Start Task data

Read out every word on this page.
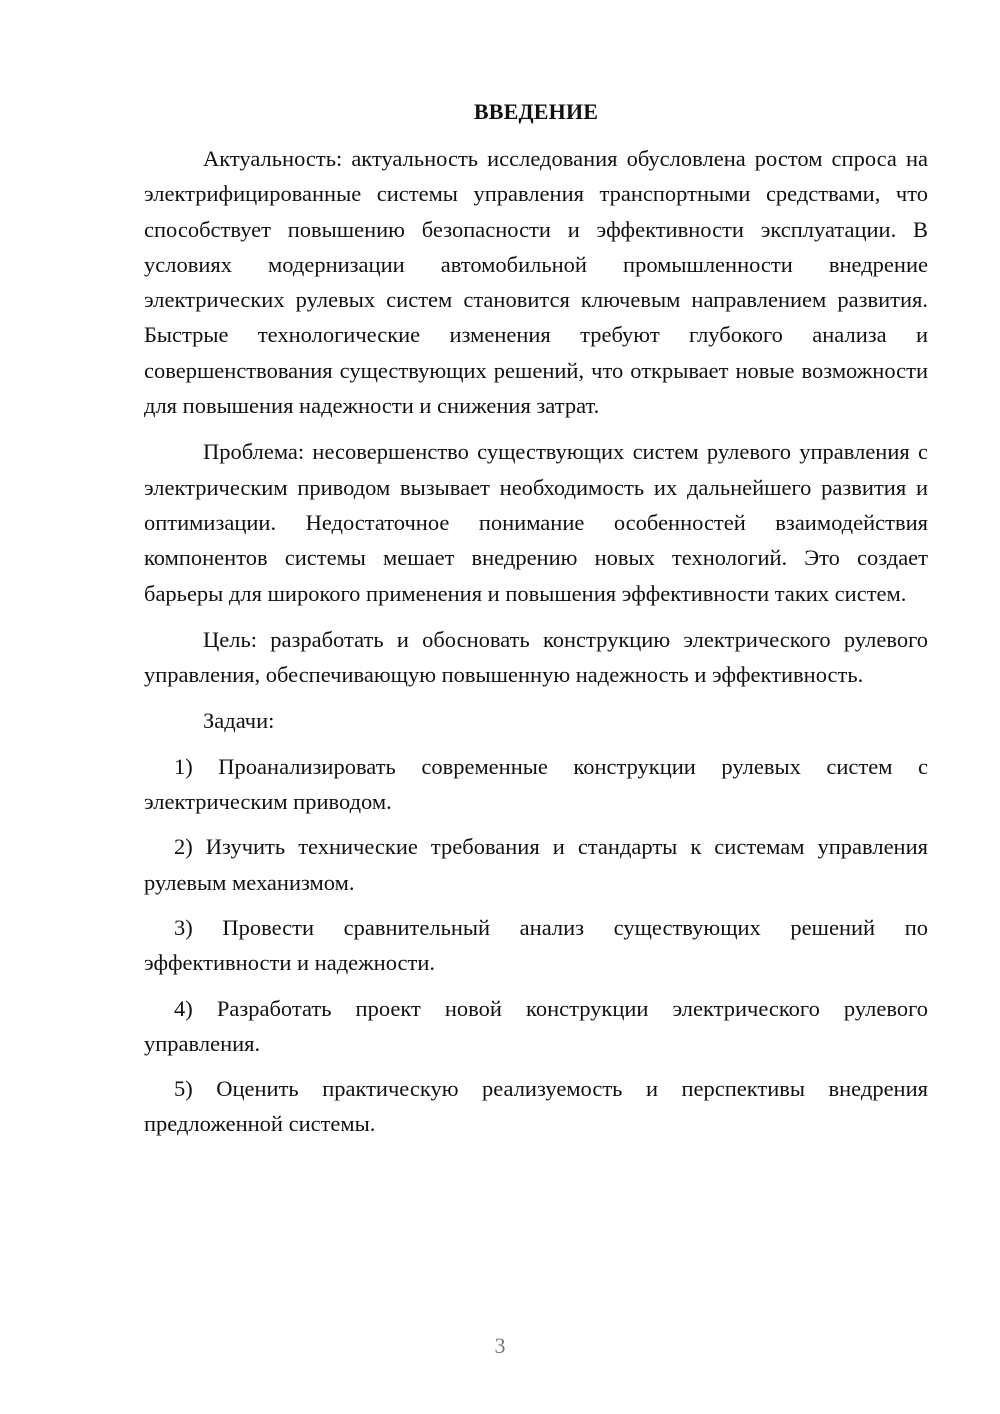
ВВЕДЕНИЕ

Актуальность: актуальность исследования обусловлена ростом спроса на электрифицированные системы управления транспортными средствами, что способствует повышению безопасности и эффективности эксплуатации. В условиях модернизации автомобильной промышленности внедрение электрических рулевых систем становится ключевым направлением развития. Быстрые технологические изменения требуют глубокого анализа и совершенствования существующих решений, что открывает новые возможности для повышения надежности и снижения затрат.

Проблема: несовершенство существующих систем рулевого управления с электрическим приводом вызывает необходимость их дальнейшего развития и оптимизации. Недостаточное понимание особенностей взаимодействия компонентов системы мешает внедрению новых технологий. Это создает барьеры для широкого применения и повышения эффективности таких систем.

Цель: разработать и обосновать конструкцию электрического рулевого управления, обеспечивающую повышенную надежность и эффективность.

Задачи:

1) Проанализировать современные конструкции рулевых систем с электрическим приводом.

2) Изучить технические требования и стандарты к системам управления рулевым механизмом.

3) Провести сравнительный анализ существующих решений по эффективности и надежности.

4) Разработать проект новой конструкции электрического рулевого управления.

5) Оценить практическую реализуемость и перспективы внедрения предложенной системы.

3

End Task data

» Goal
Check each line of the material above for "конструкции" and say how many lines contain it, giving the number alone.

» Worked solution
2